» Goal of the exercise:
Whenever a line contains the string "斯大林模式", copy it out of the entries.

━━━ Data excerpts ━━━

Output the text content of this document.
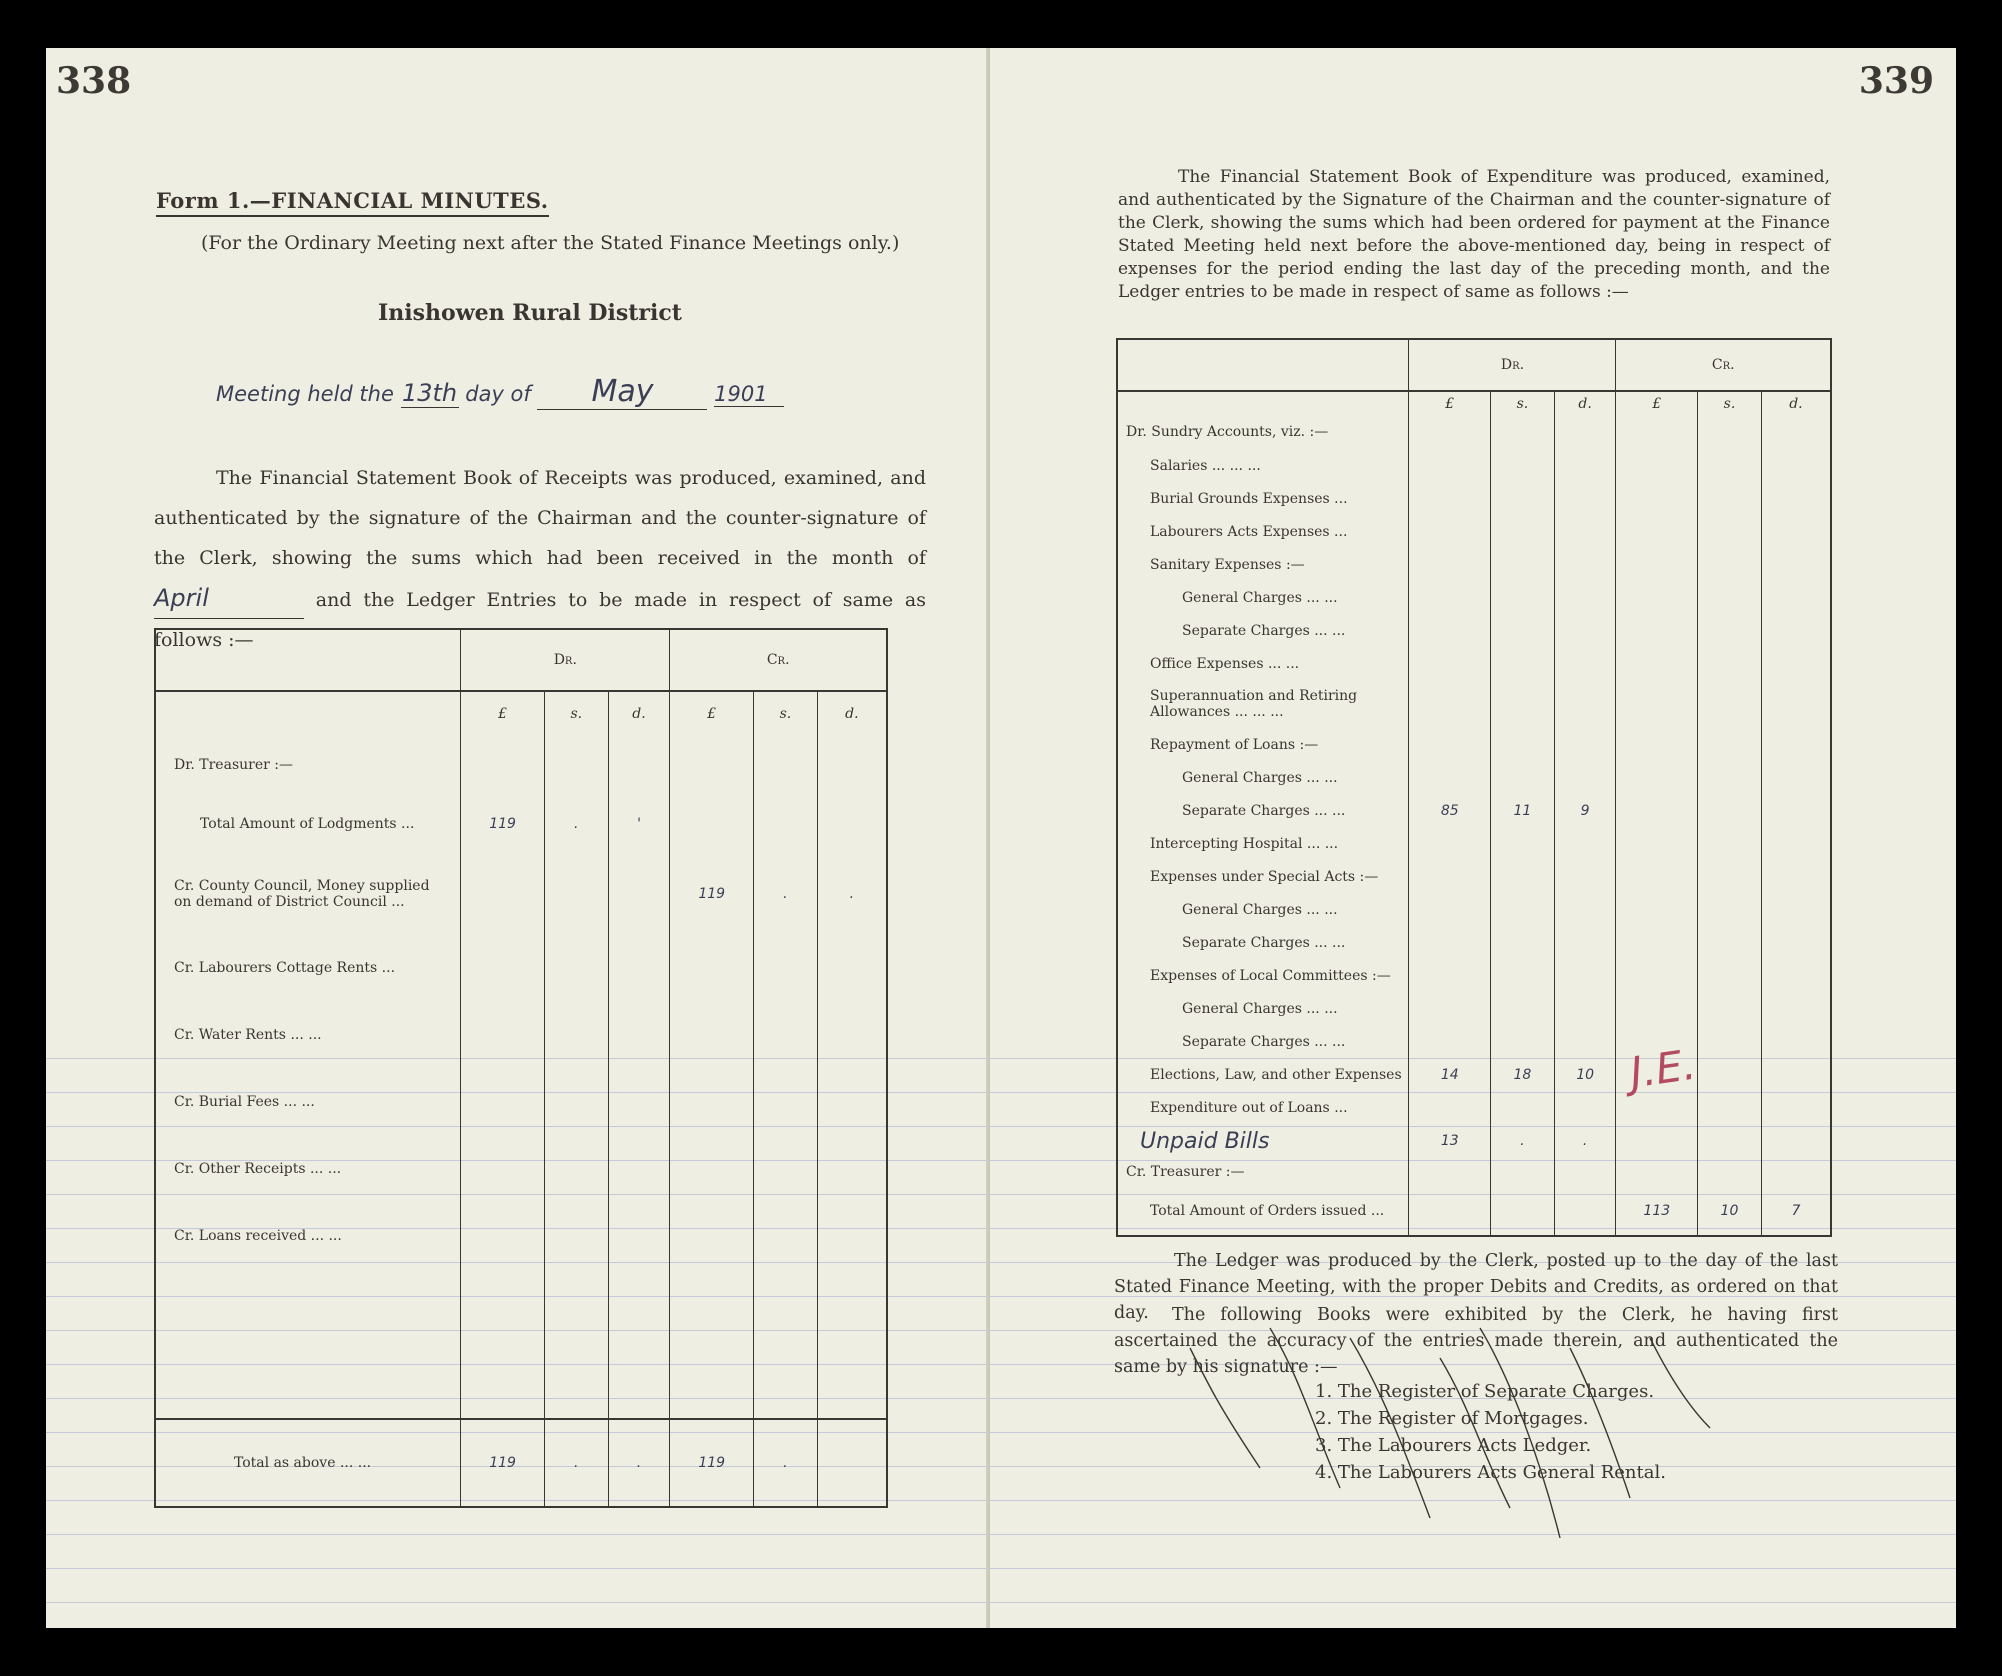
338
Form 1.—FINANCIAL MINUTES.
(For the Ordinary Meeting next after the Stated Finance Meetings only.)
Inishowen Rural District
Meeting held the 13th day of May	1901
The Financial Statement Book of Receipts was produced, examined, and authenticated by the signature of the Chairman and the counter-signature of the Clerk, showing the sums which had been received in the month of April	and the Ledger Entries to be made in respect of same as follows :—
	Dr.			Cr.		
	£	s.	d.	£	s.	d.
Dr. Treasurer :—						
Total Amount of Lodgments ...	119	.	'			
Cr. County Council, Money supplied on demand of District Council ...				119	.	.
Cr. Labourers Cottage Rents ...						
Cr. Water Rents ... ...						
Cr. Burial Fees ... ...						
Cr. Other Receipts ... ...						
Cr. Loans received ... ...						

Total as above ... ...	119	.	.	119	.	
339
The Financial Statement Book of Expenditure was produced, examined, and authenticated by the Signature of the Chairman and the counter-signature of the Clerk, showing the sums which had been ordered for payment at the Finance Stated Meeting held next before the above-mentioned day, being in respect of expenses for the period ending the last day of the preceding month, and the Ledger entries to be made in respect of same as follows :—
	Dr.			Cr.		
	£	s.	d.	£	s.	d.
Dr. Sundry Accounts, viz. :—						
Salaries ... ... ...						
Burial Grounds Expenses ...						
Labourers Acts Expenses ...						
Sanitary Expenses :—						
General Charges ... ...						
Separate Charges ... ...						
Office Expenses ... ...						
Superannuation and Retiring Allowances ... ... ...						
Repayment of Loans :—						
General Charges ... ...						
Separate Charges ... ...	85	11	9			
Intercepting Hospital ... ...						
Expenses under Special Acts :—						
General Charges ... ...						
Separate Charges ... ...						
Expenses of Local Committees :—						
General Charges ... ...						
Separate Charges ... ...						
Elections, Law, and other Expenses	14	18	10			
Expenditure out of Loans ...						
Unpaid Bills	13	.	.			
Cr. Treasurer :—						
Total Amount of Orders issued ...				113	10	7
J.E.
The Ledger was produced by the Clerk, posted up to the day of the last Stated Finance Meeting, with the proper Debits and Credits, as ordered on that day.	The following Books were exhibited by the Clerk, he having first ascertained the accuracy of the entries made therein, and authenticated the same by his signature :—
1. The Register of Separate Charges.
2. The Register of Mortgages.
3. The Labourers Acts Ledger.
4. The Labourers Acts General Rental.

━━━
━━━ Data excerpts ━━━

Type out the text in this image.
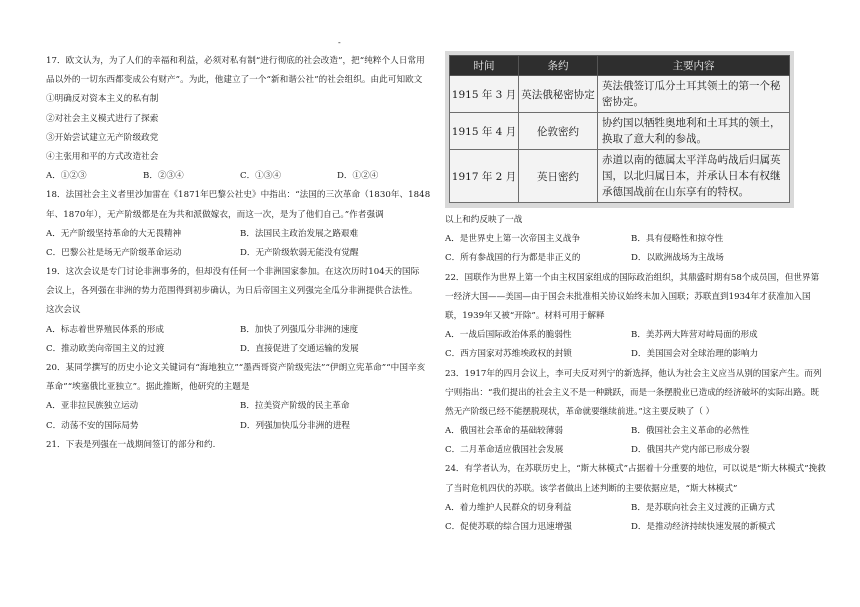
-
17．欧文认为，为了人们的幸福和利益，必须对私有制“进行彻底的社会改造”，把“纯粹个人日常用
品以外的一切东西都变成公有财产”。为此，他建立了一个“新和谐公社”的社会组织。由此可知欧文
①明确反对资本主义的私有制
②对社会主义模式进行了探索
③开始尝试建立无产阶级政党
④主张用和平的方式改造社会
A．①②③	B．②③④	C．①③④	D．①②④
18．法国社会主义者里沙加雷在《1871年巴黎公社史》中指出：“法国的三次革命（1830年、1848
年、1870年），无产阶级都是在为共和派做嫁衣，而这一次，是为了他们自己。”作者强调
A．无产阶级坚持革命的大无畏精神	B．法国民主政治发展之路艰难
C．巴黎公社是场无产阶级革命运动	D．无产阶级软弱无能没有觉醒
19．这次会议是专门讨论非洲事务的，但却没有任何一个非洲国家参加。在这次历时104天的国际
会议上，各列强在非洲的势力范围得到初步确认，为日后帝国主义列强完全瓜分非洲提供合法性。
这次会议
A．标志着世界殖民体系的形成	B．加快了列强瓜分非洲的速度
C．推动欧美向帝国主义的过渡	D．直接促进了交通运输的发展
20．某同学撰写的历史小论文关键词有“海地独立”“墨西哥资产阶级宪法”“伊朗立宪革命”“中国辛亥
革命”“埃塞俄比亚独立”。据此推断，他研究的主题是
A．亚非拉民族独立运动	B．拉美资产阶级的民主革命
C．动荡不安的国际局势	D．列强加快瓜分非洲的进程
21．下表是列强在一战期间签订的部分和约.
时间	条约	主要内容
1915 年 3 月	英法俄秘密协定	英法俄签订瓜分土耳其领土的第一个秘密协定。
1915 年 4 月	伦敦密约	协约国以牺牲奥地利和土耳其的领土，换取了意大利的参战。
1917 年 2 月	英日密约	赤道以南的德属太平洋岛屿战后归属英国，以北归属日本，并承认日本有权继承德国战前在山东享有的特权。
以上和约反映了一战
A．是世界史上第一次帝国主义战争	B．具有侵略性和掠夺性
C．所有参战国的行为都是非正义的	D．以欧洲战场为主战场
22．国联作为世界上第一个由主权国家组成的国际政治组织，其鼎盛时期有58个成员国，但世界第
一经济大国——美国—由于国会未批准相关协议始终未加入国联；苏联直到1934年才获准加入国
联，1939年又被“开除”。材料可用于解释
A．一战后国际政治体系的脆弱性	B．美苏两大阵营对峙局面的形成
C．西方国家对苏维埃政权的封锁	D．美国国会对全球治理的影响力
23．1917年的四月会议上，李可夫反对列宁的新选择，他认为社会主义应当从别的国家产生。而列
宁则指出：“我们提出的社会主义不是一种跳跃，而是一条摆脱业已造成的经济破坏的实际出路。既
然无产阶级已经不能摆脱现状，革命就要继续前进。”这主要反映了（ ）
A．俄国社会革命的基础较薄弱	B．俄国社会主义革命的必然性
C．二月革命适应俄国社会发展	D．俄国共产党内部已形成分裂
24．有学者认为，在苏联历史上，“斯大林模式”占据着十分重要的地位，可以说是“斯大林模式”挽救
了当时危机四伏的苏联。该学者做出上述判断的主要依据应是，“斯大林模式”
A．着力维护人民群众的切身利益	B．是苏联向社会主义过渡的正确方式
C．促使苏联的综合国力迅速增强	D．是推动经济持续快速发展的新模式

━━━

» Response to this task:
24．有学者认为，在苏联历史上，“斯大林模式”占据着十分重要的地位，可以说是“斯大林模式”挽救
了当时危机四伏的苏联。该学者做出上述判断的主要依据应是，“斯大林模式”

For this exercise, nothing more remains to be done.